State how many lines of the records contain the string "Debt", and give no other information.

* START Rows *

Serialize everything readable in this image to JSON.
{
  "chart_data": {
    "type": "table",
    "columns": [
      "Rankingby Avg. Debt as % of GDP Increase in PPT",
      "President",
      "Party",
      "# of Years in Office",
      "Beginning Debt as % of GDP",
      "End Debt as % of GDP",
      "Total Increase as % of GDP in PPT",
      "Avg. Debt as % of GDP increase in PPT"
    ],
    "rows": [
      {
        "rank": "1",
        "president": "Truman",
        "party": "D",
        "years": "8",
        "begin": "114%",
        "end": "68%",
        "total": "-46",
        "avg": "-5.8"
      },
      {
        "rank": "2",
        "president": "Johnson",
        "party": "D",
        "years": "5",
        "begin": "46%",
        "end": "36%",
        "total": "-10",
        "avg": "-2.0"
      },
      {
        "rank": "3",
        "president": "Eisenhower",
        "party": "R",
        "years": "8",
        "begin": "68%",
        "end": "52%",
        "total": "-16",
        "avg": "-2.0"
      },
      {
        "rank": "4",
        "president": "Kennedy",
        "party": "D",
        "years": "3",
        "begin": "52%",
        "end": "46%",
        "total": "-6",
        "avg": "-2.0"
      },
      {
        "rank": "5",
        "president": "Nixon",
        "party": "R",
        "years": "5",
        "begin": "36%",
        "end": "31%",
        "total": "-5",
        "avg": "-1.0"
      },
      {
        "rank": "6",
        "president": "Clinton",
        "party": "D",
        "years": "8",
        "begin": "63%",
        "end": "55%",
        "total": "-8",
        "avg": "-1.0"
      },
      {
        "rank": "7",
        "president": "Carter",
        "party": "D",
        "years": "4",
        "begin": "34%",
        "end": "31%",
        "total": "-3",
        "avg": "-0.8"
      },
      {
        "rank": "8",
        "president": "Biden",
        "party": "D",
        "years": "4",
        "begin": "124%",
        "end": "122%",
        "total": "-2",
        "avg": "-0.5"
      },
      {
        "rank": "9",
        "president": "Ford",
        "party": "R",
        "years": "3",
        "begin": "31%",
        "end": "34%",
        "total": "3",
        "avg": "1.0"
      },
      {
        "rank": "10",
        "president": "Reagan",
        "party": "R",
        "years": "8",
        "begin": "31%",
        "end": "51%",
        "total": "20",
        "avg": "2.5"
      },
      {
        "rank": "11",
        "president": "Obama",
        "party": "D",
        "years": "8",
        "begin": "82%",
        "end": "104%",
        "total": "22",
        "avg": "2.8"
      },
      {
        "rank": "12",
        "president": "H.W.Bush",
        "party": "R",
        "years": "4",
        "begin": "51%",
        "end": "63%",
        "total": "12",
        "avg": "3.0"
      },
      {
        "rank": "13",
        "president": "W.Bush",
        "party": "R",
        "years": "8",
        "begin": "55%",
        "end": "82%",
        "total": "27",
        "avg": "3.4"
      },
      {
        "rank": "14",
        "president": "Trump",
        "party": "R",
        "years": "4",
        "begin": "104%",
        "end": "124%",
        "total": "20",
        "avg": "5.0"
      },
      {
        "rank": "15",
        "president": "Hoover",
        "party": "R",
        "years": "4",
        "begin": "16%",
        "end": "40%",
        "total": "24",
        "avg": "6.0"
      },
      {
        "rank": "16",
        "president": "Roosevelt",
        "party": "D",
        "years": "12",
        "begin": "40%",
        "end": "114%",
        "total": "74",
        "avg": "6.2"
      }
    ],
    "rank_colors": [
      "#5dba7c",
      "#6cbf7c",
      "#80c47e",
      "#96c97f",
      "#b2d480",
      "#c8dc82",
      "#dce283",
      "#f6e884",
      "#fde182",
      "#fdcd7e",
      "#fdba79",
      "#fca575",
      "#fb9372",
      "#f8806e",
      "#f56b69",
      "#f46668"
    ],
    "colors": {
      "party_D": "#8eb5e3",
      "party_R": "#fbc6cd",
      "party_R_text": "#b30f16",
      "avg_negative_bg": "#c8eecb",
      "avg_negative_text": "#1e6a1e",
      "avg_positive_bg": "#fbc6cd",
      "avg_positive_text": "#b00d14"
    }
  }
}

* END Rows *

Solution for this exercise:
4